◆ **PROVIDED INFORMATION**:
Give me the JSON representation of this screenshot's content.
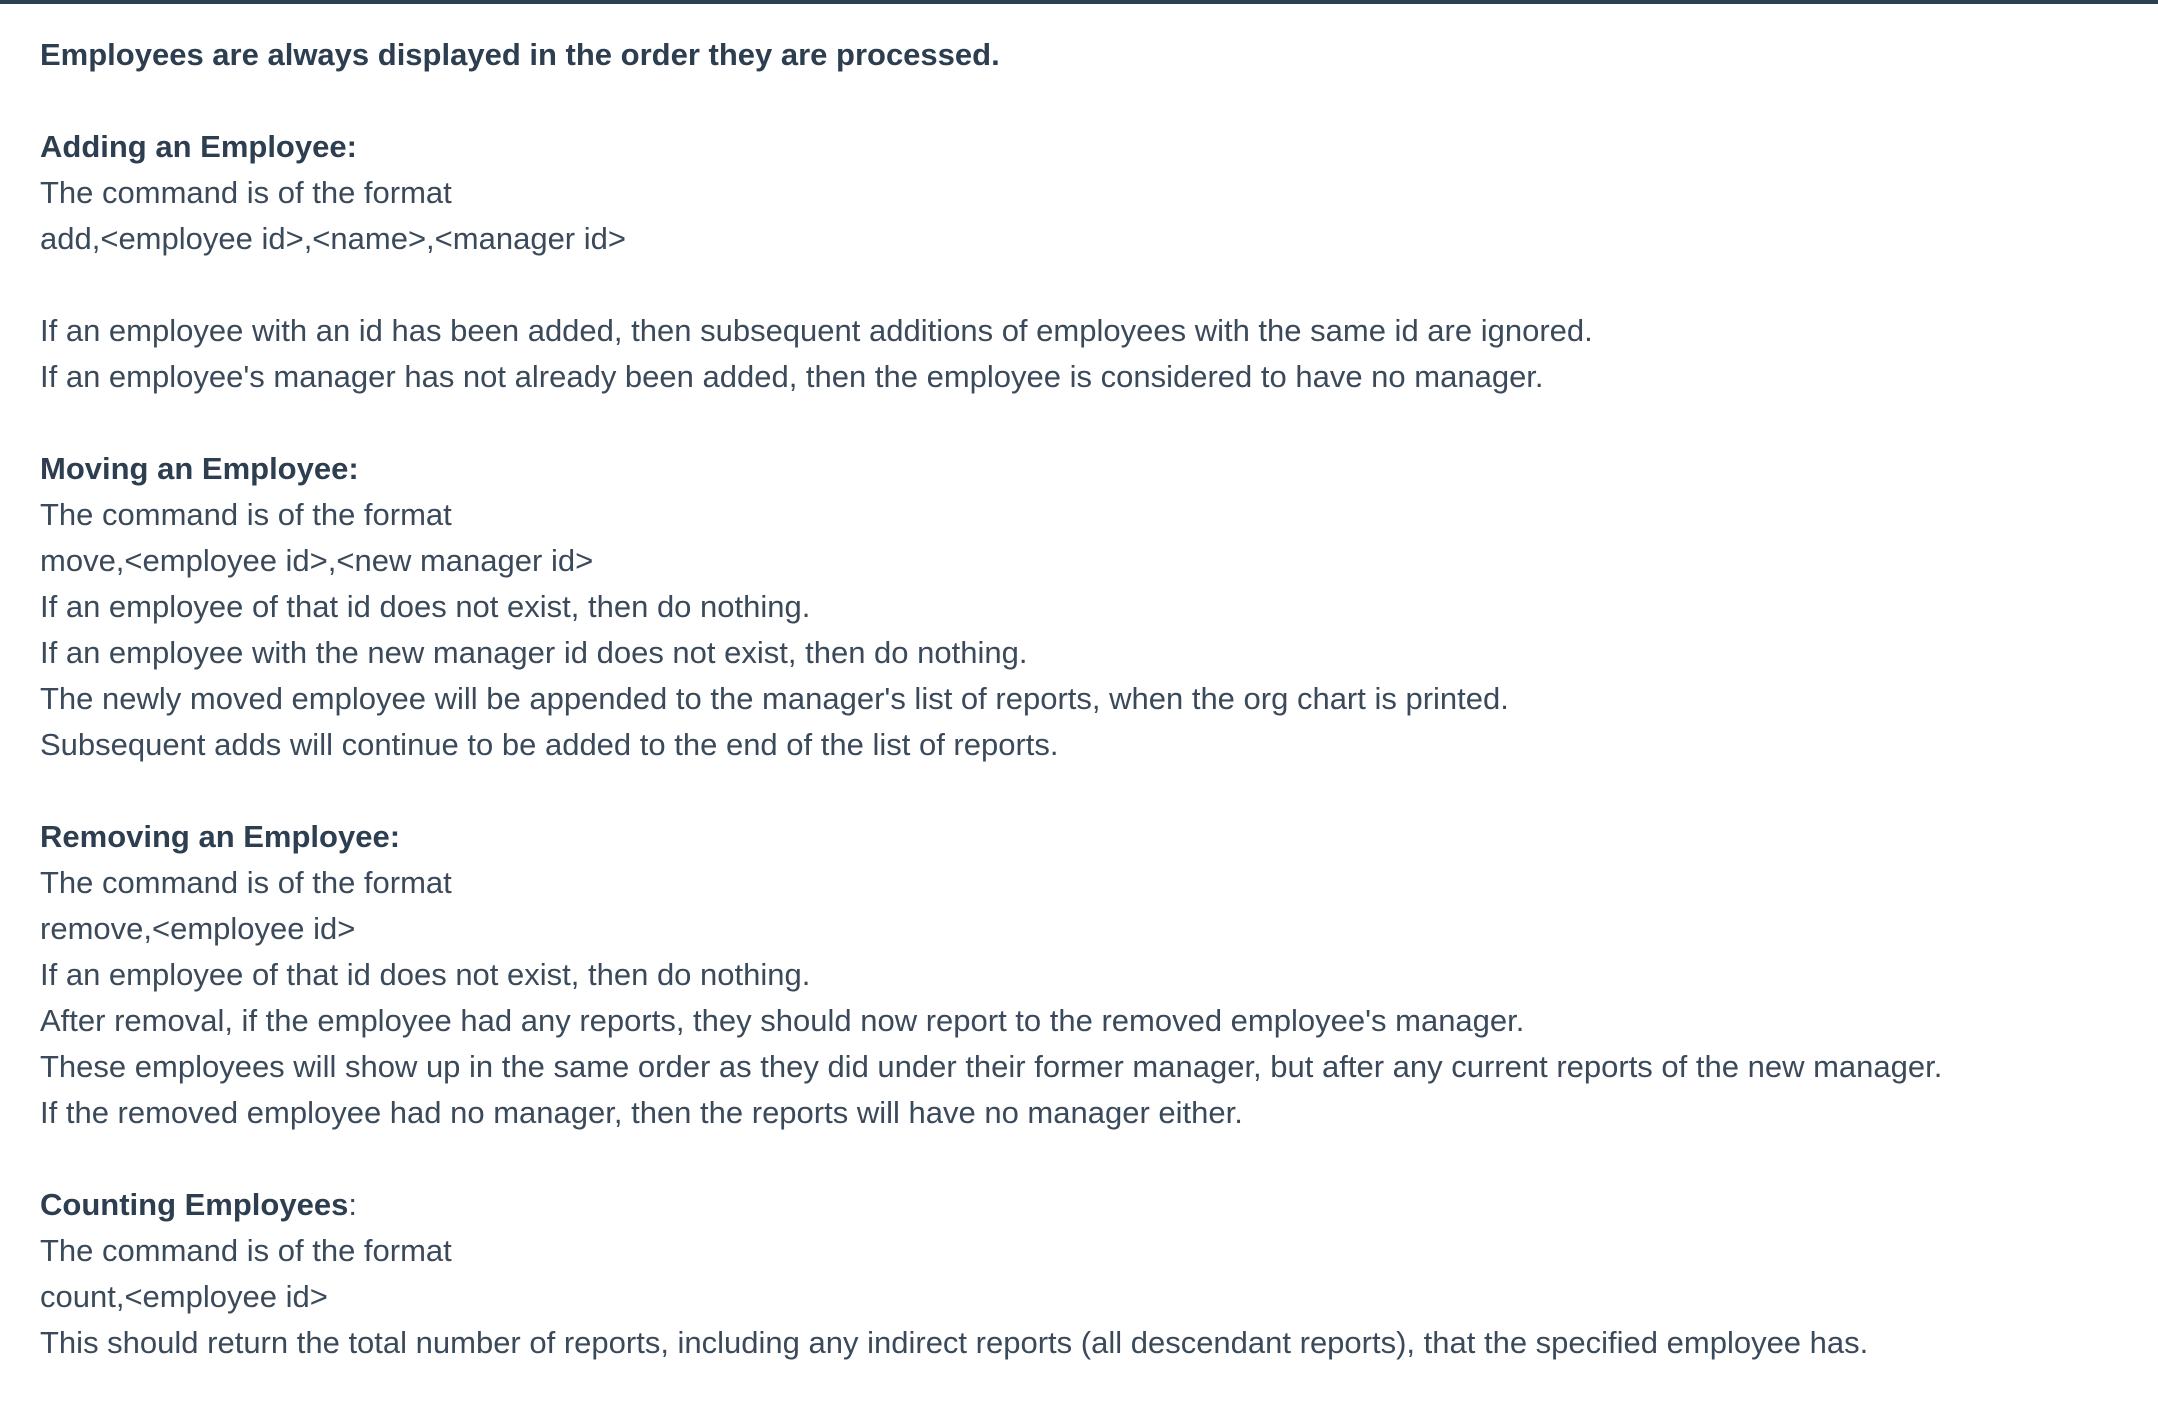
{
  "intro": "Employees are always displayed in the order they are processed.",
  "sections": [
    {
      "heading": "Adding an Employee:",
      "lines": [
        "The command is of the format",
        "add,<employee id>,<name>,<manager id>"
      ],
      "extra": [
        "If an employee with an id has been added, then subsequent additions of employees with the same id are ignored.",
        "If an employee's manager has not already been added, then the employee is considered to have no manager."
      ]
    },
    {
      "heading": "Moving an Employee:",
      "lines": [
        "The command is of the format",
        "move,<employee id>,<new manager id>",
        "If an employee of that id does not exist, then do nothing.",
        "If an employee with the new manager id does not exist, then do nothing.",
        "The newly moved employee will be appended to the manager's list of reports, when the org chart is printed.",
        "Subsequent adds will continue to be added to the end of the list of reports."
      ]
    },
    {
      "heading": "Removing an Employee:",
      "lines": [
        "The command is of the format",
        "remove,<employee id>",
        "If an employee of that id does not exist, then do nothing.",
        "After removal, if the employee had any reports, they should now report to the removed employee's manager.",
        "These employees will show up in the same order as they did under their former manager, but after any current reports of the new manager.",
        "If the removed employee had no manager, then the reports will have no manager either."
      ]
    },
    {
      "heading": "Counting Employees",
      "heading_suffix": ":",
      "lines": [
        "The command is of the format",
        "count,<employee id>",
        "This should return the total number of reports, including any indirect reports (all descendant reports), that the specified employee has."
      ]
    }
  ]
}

◆ **THE PROBLEM**:
Make an exact copy of all the material, but keep the pictures out of it.

◆ **FULL SOLUTION**:
Give me the JSON representation of this screenshot's content.
{
  "intro": "Employees are always displayed in the order they are processed.",
  "sections": [
    {
      "heading": "Adding an Employee:",
      "lines": [
        "The command is of the format",
        "add,<employee id>,<name>,<manager id>"
      ],
      "extra": [
        "If an employee with an id has been added, then subsequent additions of employees with the same id are ignored.",
        "If an employee's manager has not already been added, then the employee is considered to have no manager."
      ]
    },
    {
      "heading": "Moving an Employee:",
      "lines": [
        "The command is of the format",
        "move,<employee id>,<new manager id>",
        "If an employee of that id does not exist, then do nothing.",
        "If an employee with the new manager id does not exist, then do nothing.",
        "The newly moved employee will be appended to the manager's list of reports, when the org chart is printed.",
        "Subsequent adds will continue to be added to the end of the list of reports."
      ]
    },
    {
      "heading": "Removing an Employee:",
      "lines": [
        "The command is of the format",
        "remove,<employee id>",
        "If an employee of that id does not exist, then do nothing.",
        "After removal, if the employee had any reports, they should now report to the removed employee's manager.",
        "These employees will show up in the same order as they did under their former manager, but after any current reports of the new manager.",
        "If the removed employee had no manager, then the reports will have no manager either."
      ]
    },
    {
      "heading": "Counting Employees",
      "heading_suffix": ":",
      "lines": [
        "The command is of the format",
        "count,<employee id>",
        "This should return the total number of reports, including any indirect reports (all descendant reports), that the specified employee has."
      ]
    }
  ]
}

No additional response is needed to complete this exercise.